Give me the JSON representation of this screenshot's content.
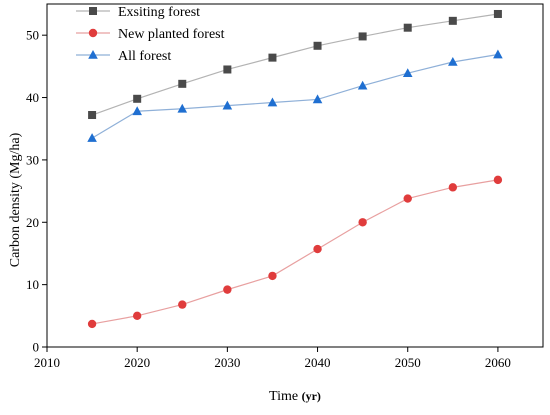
{
  "chart_data": {
    "type": "line",
    "title": "",
    "xlabel": "Time",
    "xlabel_unit": "(yr)",
    "ylabel": "Carbon density (Mg/ha)",
    "xlim": [
      2010,
      2065
    ],
    "ylim": [
      0,
      55
    ],
    "xticks": [
      2010,
      2020,
      2030,
      2040,
      2050,
      2060
    ],
    "yticks": [
      0,
      10,
      20,
      30,
      40,
      50
    ],
    "grid": false,
    "legend": "top-left",
    "x": [
      2015,
      2020,
      2025,
      2030,
      2035,
      2040,
      2045,
      2050,
      2055,
      2060
    ],
    "series": [
      {
        "name": "Exsiting forest",
        "marker": "square",
        "line_color": "#b3b3b3",
        "marker_color": "#4a4a4a",
        "values": [
          37.2,
          39.8,
          42.2,
          44.5,
          46.4,
          48.3,
          49.8,
          51.2,
          52.3,
          53.4
        ]
      },
      {
        "name": "New planted forest",
        "marker": "circle",
        "line_color": "#e8a0a0",
        "marker_color": "#e03c3c",
        "values": [
          3.7,
          5.0,
          6.8,
          9.2,
          11.4,
          15.7,
          20.0,
          23.8,
          25.6,
          26.8
        ]
      },
      {
        "name": "All forest",
        "marker": "triangle",
        "line_color": "#8fb0d8",
        "marker_color": "#1f6fd1",
        "values": [
          33.5,
          37.8,
          38.2,
          38.7,
          39.2,
          39.7,
          41.9,
          43.9,
          45.7,
          46.9
        ]
      }
    ]
  }
}
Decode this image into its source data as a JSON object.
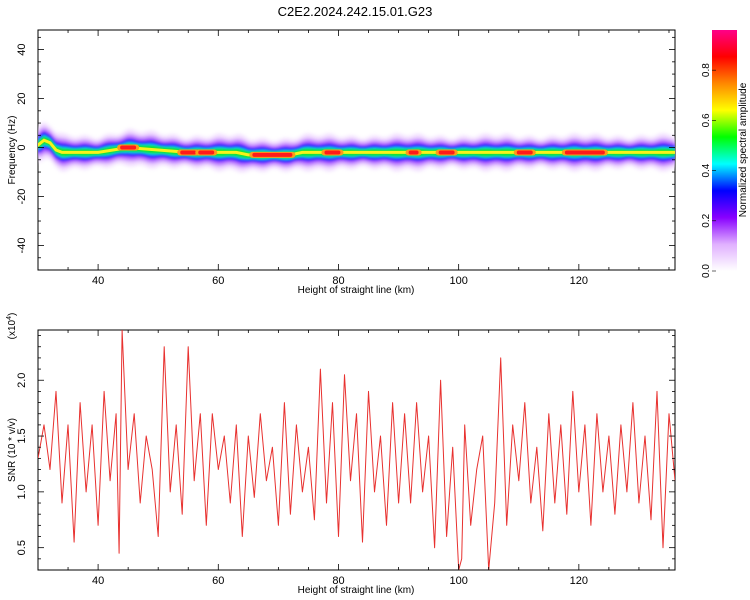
{
  "title": "C2E2.2024.242.15.01.G23",
  "chart_data": [
    {
      "type": "heatmap",
      "title": "C2E2.2024.242.15.01.G23",
      "xlabel": "Height of straight line (km)",
      "ylabel": "Frequency (Hz)",
      "xlim": [
        30,
        136
      ],
      "ylim": [
        -50,
        48
      ],
      "x_ticks": [
        40,
        60,
        80,
        100,
        120
      ],
      "y_ticks": [
        40,
        20,
        0,
        -20,
        -40
      ],
      "colorbar": {
        "label": "Normalized spectral amplitude",
        "range": [
          0,
          0.96
        ],
        "ticks": [
          "0.0",
          "0.2",
          "0.4",
          "0.6",
          "0.8"
        ],
        "colors": [
          "#ffffff",
          "#e0b0ff",
          "#8800ff",
          "#0000ff",
          "#00ffff",
          "#00ff00",
          "#ffff00",
          "#ff8800",
          "#ff0000",
          "#ff0088"
        ]
      },
      "ridge": {
        "x": [
          30,
          31,
          32,
          33,
          34,
          36,
          40,
          45,
          50,
          55,
          60,
          63,
          65,
          70,
          72,
          74,
          80,
          90,
          100,
          110,
          120,
          130,
          136
        ],
        "frequency": [
          1,
          3,
          2,
          -1,
          -2,
          -2,
          -2,
          0,
          -1,
          -2,
          -2,
          -2,
          -3,
          -3,
          -3,
          -2,
          -2,
          -2,
          -2,
          -2,
          -2,
          -2,
          -2
        ]
      },
      "peaks": [
        {
          "x1": 44,
          "x2": 46,
          "frequency": 0
        },
        {
          "x1": 54,
          "x2": 56,
          "frequency": -2
        },
        {
          "x1": 57,
          "x2": 59,
          "frequency": -2
        },
        {
          "x1": 66,
          "x2": 72,
          "frequency": -3
        },
        {
          "x1": 78,
          "x2": 80,
          "frequency": -2
        },
        {
          "x1": 92,
          "x2": 93,
          "frequency": -2
        },
        {
          "x1": 97,
          "x2": 99,
          "frequency": -2
        },
        {
          "x1": 110,
          "x2": 112,
          "frequency": -2
        },
        {
          "x1": 118,
          "x2": 124,
          "frequency": -2
        }
      ]
    },
    {
      "type": "line",
      "xlabel": "Height of straight line (km)",
      "ylabel": "SNR (10 * v/v)",
      "yunit": "(x10",
      "yunit_exp": "4",
      "yunit_close": ")",
      "xlim": [
        30,
        136
      ],
      "ylim": [
        0.3,
        2.45
      ],
      "x_ticks": [
        40,
        60,
        80,
        100,
        120
      ],
      "y_ticks": [
        "2.0",
        "1.5",
        "1.0",
        "0.5"
      ],
      "series": [
        {
          "color": "#e8312f",
          "x": [
            30,
            31,
            32,
            33,
            34,
            35,
            36,
            37,
            38,
            39,
            40,
            41,
            42,
            43,
            43.5,
            44,
            45,
            46,
            47,
            48,
            49,
            50,
            51,
            52,
            53,
            54,
            55,
            56,
            57,
            58,
            59,
            60,
            61,
            62,
            63,
            64,
            65,
            66,
            67,
            68,
            69,
            70,
            71,
            72,
            73,
            74,
            75,
            76,
            77,
            78,
            79,
            80,
            81,
            82,
            83,
            84,
            85,
            86,
            87,
            88,
            89,
            90,
            91,
            92,
            93,
            94,
            95,
            96,
            97,
            98,
            99,
            100,
            100.5,
            101,
            102,
            103,
            104,
            105,
            106,
            107,
            108,
            109,
            110,
            111,
            112,
            113,
            114,
            115,
            116,
            117,
            118,
            119,
            120,
            121,
            122,
            123,
            124,
            125,
            126,
            127,
            128,
            129,
            130,
            131,
            132,
            133,
            134,
            135,
            136
          ],
          "values": [
            1.3,
            1.6,
            1.2,
            1.9,
            0.9,
            1.6,
            0.55,
            1.8,
            1.0,
            1.6,
            0.7,
            1.9,
            1.1,
            1.7,
            0.45,
            2.45,
            1.2,
            1.7,
            0.9,
            1.5,
            1.2,
            0.6,
            2.3,
            1.0,
            1.6,
            0.8,
            2.3,
            1.1,
            1.7,
            0.7,
            1.7,
            1.2,
            1.5,
            0.9,
            1.6,
            0.6,
            1.5,
            0.95,
            1.7,
            1.1,
            1.4,
            0.7,
            1.8,
            0.8,
            1.6,
            1.0,
            1.4,
            0.75,
            2.1,
            0.9,
            1.8,
            0.6,
            2.05,
            1.1,
            1.7,
            0.55,
            1.9,
            1.0,
            1.5,
            0.7,
            1.8,
            0.9,
            1.7,
            0.9,
            1.8,
            1.0,
            1.5,
            0.5,
            2.0,
            0.6,
            1.4,
            0.3,
            0.4,
            1.6,
            0.7,
            1.2,
            1.5,
            0.3,
            0.9,
            2.2,
            0.7,
            1.6,
            1.1,
            1.8,
            0.9,
            1.4,
            0.65,
            1.7,
            0.9,
            1.6,
            0.8,
            1.9,
            1.0,
            1.6,
            0.7,
            1.7,
            1.0,
            1.5,
            0.8,
            1.6,
            1.0,
            1.8,
            0.9,
            1.5,
            0.75,
            1.9,
            0.5,
            1.7,
            1.1
          ]
        }
      ]
    }
  ]
}
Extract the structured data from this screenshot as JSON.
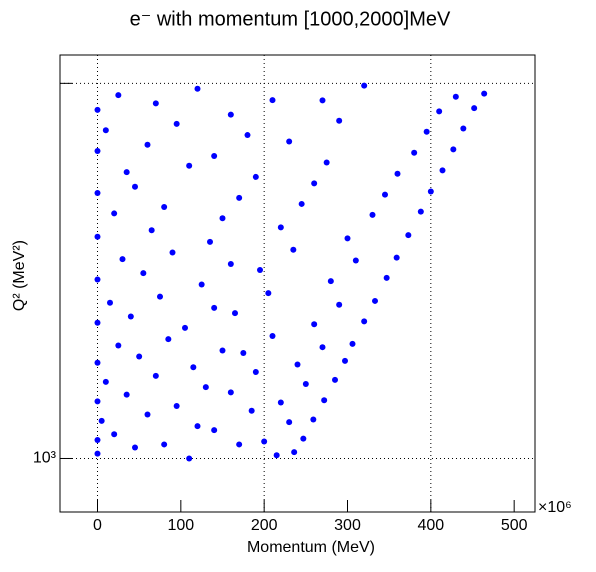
{
  "chart_data": {
    "type": "scatter",
    "title": "e⁻ with momentum [1000,2000]MeV",
    "x_label": "Momentum (MeV)",
    "x_multiplier": "×10⁶",
    "y_label": "Q² (MeV²)",
    "xlim": [
      -45,
      525
    ],
    "ylim": [
      720,
      11900
    ],
    "y_log": true,
    "xticks": [
      0,
      100,
      200,
      300,
      400,
      500
    ],
    "xgrid": [
      0,
      200,
      400
    ],
    "yticks": [
      {
        "value": 1000,
        "label": "10³"
      },
      {
        "value": 10000,
        "label": null
      }
    ],
    "grid": true,
    "series": [
      {
        "color": "#0000ff",
        "x": [
          0,
          45,
          110,
          170,
          215,
          236,
          0,
          20,
          80,
          140,
          200,
          247,
          5,
          60,
          120,
          185,
          230,
          259,
          0,
          35,
          95,
          160,
          220,
          272,
          10,
          70,
          130,
          190,
          250,
          285,
          0,
          50,
          115,
          175,
          240,
          297,
          25,
          85,
          150,
          210,
          270,
          306,
          0,
          40,
          105,
          165,
          260,
          320,
          15,
          75,
          140,
          205,
          290,
          333,
          0,
          55,
          125,
          195,
          280,
          347,
          30,
          90,
          160,
          235,
          310,
          359,
          0,
          65,
          135,
          220,
          300,
          373,
          20,
          80,
          150,
          245,
          330,
          388,
          0,
          45,
          170,
          260,
          345,
          400,
          35,
          110,
          190,
          275,
          360,
          414,
          0,
          60,
          140,
          230,
          380,
          427,
          10,
          95,
          180,
          290,
          395,
          439,
          0,
          70,
          160,
          270,
          410,
          452,
          25,
          120,
          210,
          320,
          430,
          464
        ],
        "values": [
          1030,
          1070,
          1000,
          1090,
          1020,
          1040,
          1120,
          1160,
          1090,
          1190,
          1110,
          1130,
          1260,
          1310,
          1220,
          1340,
          1250,
          1270,
          1420,
          1480,
          1380,
          1500,
          1410,
          1430,
          1600,
          1660,
          1550,
          1700,
          1580,
          1620,
          1800,
          1870,
          1750,
          1910,
          1780,
          1820,
          2000,
          2080,
          1940,
          2120,
          1980,
          2020,
          2300,
          2390,
          2230,
          2440,
          2280,
          2320,
          2600,
          2700,
          2520,
          2760,
          2570,
          2630,
          3000,
          3120,
          2910,
          3180,
          2970,
          3030,
          3400,
          3540,
          3300,
          3600,
          3370,
          3430,
          3900,
          4060,
          3780,
          4130,
          3860,
          3940,
          4500,
          4680,
          4370,
          4770,
          4460,
          4550,
          5100,
          5300,
          4950,
          5410,
          5050,
          5150,
          5800,
          6030,
          5630,
          6150,
          5740,
          5860,
          6600,
          6860,
          6400,
          7000,
          6530,
          6670,
          7500,
          7800,
          7280,
          7950,
          7430,
          7580,
          8500,
          8840,
          8250,
          9010,
          8420,
          8590,
          9300,
          9670,
          9020,
          9860,
          9210,
          9390
        ]
      }
    ]
  }
}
----
REQUIREMENTS
Go through the data and count each line that has the word "ylabel", then give the total alone.

REPLY TO THE EXERCISE
3